* _What is needed_
Rewrite these lines with every "candle-body" renamed to "candlestick-body", changing nothing else. Omit the pictures from your answer.

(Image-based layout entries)
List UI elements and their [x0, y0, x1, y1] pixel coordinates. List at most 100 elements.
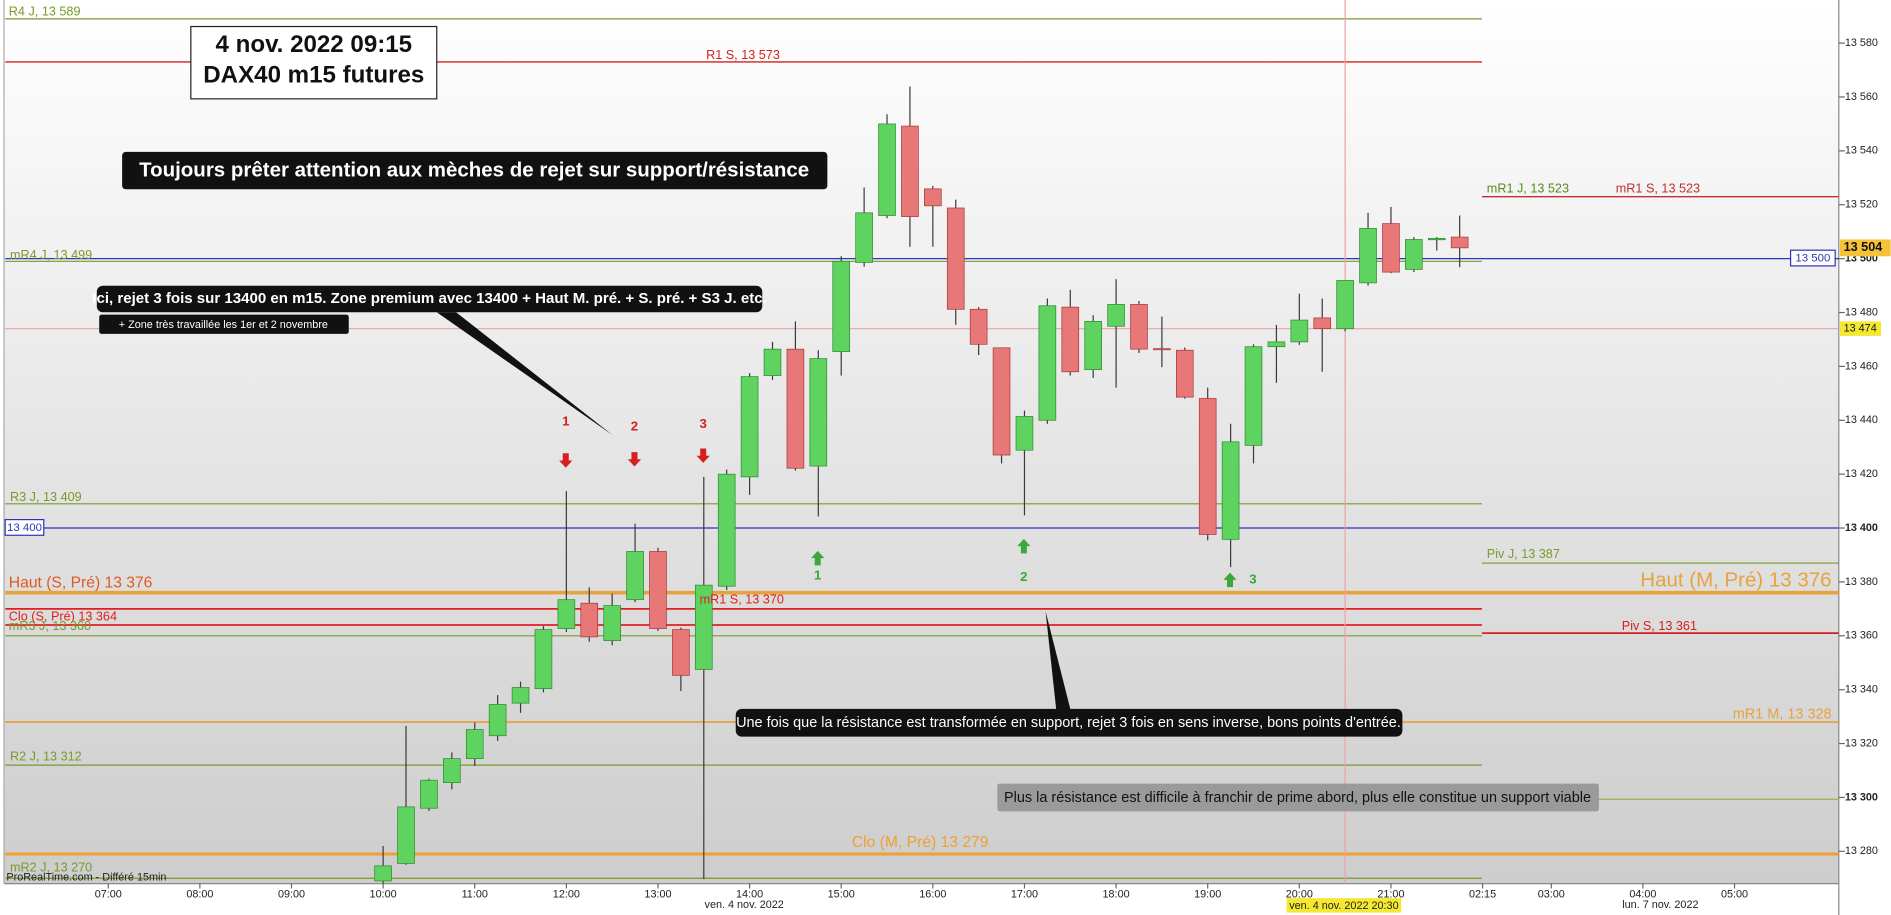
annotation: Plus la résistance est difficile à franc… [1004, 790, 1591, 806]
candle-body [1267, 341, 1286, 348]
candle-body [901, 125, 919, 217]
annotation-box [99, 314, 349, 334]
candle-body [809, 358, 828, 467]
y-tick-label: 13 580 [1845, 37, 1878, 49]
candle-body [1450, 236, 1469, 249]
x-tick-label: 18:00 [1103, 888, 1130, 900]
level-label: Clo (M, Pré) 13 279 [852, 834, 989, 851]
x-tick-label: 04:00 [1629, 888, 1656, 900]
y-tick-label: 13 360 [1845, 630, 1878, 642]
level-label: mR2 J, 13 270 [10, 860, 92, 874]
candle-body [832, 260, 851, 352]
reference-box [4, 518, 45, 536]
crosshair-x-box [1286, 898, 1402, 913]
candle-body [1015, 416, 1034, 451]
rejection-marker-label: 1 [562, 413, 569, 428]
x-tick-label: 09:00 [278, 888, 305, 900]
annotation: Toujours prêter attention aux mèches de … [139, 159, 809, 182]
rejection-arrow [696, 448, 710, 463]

* _Answer for the task_
List UI elements and their [x0, y0, x1, y1] pixel coordinates. List at most 100 elements.
annotation: Plus la résistance est difficile à franc… [1004, 790, 1591, 806]
candlestick-body [1267, 341, 1286, 348]
candlestick-body [901, 125, 919, 217]
annotation-box [99, 314, 349, 334]
candlestick-body [809, 358, 828, 467]
y-tick-label: 13 580 [1845, 37, 1878, 49]
candlestick-body [1450, 236, 1469, 249]
x-tick-label: 18:00 [1103, 888, 1130, 900]
level-label: Clo (M, Pré) 13 279 [852, 834, 989, 851]
x-tick-label: 04:00 [1629, 888, 1656, 900]
y-tick-label: 13 360 [1845, 630, 1878, 642]
level-label: mR2 J, 13 270 [10, 860, 92, 874]
candlestick-body [832, 260, 851, 352]
reference-box [4, 518, 45, 536]
crosshair-x-box [1286, 898, 1402, 913]
candlestick-body [1015, 416, 1034, 451]
rejection-marker-label: 1 [562, 413, 569, 428]
x-tick-label: 09:00 [278, 888, 305, 900]
annotation: Toujours prêter attention aux mèches de … [139, 159, 809, 182]
rejection-arrow [696, 448, 710, 463]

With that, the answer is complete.